**SELECTED EXTRACT**
Black Chamber holds roundtable to discuss future

Allan Younger, of Forsyth Tech Small Business Center

Black Chamber holds roundtable to discuss future
July 21
00:00 2016

The Winston-Salem Black Business Chamber of Commerce (WSBBC) is looking to grow and connect with more black-owned businesses and entrepreneurs in the area. That was the census following a small business roundtable held earlier this month.

During the July meeting held at the Enterprise Center, WSBBC member and president of the Forsyth Tech Small Business Center Allan Younger led a roundtable discussion on how the organization can grow and have a bigger impact on the community.

Younger kicked off the conversation by telling the members in attendance the main thing that prevents business success is not being knowledgeable about the resources that are available. He also mentioned lack of networking and not planning ahead as other key contributors to small business failures.

“A lot of people don’t know that there are a number of resources out there to help us,” he said. “There is no shortage in resources. That’s one of the things we need to try to do as a community, tap into those resources that are available to us.”

Next, Chamber members were asked what they thought would make the Chamber more successful moving forward.

“I know a number of things we can do to make this organization more successful,” he said. “But as the members, it’s important that your input it included.”
Entrepreneur Calvin Patterson mentioned one way the Chamber can grow and create more connections is by bartering services.

(Items listed in a dataset)
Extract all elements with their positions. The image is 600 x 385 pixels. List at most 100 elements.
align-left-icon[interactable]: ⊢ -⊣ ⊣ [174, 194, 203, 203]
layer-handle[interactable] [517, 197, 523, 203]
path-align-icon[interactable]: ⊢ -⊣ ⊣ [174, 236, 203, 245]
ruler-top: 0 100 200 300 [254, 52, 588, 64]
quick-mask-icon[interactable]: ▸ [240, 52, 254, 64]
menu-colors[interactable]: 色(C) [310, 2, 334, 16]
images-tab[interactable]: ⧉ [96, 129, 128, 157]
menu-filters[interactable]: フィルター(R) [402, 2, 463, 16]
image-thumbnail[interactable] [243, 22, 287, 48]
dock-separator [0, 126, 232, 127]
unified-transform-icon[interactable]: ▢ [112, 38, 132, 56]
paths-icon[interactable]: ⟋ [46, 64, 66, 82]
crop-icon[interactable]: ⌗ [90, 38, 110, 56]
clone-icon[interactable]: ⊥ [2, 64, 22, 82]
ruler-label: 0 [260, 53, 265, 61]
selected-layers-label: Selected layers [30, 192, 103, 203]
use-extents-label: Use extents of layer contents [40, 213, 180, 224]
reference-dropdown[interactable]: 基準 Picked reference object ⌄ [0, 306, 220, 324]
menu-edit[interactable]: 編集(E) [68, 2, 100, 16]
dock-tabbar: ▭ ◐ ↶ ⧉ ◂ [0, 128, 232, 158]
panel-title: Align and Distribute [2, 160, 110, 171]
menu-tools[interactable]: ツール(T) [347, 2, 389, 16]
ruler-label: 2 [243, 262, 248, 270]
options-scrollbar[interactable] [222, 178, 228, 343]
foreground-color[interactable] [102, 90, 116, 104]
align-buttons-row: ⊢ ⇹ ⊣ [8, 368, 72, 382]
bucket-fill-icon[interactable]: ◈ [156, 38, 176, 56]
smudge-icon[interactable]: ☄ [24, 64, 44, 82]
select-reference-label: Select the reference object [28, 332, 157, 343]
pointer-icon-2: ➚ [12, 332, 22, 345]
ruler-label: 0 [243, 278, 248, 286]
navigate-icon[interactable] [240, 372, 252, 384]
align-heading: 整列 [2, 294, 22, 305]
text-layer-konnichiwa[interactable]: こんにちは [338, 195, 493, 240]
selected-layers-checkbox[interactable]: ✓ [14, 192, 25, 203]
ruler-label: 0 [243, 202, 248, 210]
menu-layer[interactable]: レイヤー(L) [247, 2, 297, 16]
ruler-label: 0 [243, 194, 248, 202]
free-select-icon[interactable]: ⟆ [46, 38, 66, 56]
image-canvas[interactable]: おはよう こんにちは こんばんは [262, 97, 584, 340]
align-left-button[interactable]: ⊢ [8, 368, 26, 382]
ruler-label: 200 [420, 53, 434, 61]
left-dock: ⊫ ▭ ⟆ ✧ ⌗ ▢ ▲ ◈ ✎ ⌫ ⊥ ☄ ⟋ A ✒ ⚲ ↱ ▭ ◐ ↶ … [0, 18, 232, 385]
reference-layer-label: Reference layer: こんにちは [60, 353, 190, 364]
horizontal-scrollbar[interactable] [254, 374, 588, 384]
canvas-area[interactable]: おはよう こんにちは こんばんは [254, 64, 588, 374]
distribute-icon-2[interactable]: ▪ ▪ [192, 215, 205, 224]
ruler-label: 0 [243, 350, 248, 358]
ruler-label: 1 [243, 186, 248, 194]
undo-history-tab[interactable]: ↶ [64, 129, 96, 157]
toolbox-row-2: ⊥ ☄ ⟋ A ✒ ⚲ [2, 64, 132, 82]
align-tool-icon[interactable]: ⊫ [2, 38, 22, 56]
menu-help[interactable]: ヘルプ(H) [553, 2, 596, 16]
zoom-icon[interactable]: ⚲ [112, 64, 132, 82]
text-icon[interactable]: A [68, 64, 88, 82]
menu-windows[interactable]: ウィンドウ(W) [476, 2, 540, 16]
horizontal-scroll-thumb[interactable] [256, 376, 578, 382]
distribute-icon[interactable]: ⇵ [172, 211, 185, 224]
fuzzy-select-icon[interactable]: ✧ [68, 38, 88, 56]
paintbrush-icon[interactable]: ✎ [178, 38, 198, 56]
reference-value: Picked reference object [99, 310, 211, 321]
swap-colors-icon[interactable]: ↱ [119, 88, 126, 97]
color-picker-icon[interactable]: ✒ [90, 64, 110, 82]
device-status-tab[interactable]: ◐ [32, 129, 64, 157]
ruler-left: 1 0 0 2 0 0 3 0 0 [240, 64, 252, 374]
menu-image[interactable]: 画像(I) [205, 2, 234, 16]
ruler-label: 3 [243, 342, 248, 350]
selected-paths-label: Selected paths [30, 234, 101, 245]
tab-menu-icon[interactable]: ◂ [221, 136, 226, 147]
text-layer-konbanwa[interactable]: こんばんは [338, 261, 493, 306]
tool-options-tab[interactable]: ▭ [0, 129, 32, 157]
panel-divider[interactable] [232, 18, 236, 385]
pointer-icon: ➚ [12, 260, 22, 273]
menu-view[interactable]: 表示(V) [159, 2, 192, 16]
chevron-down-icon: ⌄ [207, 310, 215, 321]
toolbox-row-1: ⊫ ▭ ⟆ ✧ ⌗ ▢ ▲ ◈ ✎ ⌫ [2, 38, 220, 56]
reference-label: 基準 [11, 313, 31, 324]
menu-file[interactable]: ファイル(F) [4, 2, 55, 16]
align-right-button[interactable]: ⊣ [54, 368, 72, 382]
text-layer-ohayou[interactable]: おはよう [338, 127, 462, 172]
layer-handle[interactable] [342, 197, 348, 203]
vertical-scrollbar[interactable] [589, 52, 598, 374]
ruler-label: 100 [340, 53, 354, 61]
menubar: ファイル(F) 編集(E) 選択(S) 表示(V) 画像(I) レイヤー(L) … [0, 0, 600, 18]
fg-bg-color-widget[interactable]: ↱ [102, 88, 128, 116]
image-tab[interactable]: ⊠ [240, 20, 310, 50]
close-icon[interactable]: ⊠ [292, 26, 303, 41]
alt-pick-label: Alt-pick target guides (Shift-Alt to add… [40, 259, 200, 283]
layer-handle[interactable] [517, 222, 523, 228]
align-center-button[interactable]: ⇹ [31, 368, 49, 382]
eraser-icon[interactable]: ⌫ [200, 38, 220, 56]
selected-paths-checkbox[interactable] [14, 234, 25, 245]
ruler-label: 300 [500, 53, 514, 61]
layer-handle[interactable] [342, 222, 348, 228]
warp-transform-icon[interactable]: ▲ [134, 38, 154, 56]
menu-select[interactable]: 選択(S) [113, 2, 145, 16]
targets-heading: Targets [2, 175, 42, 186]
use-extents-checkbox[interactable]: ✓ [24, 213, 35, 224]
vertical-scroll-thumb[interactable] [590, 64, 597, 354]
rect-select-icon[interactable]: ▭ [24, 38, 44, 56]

**EXERCISE BRIEF**
In the article on the Black Chamber roundtable, where was the July meeting held?

**IN RESPONSE**
At the Enterprise Center.